__Instructions to follow__. Your task is to locate every line holding the string "data" and to copy each of them.

______________________________

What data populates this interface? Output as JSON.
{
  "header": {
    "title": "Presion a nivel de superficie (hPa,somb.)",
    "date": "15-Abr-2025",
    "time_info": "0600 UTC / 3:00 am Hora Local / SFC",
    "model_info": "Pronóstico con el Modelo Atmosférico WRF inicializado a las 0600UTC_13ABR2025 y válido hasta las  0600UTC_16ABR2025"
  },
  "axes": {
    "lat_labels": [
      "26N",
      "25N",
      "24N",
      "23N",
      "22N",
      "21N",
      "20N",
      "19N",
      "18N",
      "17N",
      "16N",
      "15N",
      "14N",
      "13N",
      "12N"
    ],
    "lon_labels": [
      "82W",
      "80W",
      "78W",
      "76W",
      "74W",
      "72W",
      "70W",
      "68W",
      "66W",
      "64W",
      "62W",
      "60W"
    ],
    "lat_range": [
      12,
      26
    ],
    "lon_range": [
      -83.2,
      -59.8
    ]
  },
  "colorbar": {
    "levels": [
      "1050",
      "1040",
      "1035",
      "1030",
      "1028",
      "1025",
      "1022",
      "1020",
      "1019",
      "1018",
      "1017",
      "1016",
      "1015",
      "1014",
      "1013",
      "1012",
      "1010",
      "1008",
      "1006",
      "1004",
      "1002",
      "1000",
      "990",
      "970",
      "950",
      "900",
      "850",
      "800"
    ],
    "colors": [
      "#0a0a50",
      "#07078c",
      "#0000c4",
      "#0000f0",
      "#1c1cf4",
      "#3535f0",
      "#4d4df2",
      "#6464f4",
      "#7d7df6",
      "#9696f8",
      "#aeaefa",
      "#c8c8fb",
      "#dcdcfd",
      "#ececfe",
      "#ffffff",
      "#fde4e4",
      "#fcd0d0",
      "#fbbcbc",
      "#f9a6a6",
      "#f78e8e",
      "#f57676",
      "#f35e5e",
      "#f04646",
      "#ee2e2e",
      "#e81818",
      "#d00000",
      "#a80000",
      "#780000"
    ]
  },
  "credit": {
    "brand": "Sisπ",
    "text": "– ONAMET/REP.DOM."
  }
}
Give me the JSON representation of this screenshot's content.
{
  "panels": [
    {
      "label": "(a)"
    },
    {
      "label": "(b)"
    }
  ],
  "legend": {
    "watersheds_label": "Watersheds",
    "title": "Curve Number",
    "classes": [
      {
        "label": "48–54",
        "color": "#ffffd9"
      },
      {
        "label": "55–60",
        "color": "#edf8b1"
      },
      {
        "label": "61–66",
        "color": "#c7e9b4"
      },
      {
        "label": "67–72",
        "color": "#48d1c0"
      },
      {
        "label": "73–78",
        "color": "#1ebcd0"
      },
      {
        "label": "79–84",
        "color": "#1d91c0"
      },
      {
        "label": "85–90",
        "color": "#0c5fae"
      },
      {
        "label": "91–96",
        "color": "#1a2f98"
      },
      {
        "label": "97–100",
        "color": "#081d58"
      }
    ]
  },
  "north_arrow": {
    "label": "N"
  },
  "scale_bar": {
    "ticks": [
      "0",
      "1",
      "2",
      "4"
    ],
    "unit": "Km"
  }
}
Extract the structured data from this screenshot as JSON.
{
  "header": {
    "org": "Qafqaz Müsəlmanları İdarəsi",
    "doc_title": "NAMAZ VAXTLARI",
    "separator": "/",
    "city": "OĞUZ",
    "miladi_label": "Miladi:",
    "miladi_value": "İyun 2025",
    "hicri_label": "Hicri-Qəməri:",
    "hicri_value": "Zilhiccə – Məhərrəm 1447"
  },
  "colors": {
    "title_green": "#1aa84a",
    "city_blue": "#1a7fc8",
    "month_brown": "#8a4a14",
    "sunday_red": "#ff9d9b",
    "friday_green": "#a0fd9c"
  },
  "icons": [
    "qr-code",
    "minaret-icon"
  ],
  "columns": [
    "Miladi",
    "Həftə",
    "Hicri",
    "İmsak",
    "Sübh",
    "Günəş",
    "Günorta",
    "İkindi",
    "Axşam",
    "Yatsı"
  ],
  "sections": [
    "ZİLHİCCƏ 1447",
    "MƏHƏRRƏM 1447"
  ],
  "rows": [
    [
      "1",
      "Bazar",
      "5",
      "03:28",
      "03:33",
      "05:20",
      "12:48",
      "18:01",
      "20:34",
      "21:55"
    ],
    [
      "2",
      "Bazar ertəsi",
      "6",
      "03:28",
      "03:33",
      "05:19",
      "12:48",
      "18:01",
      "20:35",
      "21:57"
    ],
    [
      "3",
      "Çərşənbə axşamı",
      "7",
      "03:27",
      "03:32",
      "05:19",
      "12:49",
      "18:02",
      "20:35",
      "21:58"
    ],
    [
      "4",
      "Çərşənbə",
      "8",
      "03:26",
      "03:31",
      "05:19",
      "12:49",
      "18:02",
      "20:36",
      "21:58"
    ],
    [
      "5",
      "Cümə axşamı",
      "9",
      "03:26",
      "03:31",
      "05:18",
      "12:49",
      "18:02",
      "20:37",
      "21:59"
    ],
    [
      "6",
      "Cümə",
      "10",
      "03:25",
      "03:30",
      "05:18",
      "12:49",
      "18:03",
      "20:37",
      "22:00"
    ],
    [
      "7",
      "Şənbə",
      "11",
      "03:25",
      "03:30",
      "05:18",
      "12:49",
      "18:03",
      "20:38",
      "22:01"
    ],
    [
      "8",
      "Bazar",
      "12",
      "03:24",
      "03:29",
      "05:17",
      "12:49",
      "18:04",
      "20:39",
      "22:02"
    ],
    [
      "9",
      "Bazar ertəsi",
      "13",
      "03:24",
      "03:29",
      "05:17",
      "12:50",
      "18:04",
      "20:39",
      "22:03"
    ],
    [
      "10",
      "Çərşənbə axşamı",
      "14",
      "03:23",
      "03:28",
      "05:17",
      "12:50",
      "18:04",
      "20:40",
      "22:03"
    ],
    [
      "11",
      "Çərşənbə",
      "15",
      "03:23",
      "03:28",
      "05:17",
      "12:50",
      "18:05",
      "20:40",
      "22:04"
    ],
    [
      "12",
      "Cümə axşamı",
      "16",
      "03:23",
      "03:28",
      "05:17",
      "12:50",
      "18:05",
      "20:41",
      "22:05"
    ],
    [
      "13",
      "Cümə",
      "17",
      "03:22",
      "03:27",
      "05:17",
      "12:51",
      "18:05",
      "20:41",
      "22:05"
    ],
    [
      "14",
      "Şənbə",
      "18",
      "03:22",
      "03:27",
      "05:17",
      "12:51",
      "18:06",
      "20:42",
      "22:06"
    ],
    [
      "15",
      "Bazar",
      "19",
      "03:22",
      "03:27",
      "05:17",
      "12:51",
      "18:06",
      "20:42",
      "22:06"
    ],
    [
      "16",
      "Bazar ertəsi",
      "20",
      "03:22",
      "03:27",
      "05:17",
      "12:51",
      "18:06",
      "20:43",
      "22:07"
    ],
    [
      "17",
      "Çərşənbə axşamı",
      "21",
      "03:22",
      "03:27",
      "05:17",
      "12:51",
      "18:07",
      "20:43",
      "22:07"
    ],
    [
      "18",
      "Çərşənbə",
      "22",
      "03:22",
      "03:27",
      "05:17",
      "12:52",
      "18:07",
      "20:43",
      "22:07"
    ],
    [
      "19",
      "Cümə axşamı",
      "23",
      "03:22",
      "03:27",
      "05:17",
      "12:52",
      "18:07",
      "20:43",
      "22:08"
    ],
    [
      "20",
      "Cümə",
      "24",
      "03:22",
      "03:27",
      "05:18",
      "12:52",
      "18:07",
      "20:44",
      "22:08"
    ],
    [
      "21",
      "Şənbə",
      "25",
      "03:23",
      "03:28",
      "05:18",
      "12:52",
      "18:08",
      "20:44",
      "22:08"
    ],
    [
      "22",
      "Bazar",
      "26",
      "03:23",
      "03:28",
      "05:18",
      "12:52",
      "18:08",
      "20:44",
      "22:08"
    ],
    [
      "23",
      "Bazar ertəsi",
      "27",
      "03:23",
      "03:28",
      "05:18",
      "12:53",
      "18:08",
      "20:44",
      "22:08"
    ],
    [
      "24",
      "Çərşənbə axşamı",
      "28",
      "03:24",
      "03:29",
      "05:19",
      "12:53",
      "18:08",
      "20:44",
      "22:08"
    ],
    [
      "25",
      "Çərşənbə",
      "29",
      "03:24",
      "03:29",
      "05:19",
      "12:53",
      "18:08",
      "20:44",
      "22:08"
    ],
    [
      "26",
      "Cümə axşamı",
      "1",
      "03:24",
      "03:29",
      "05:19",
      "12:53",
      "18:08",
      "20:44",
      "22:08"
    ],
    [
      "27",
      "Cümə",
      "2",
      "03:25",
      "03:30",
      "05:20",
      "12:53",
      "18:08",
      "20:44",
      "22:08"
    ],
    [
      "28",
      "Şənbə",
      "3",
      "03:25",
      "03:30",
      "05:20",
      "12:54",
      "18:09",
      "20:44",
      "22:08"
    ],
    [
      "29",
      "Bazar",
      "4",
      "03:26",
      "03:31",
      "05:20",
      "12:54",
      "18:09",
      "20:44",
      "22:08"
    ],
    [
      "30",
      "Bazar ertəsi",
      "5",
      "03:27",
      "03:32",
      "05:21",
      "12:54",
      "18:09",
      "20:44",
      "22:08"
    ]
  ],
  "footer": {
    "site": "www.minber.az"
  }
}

______________________________

__Expected answer__.
What data populates this interface? Output as JSON.
Extract the structured data from this screenshot as JSON.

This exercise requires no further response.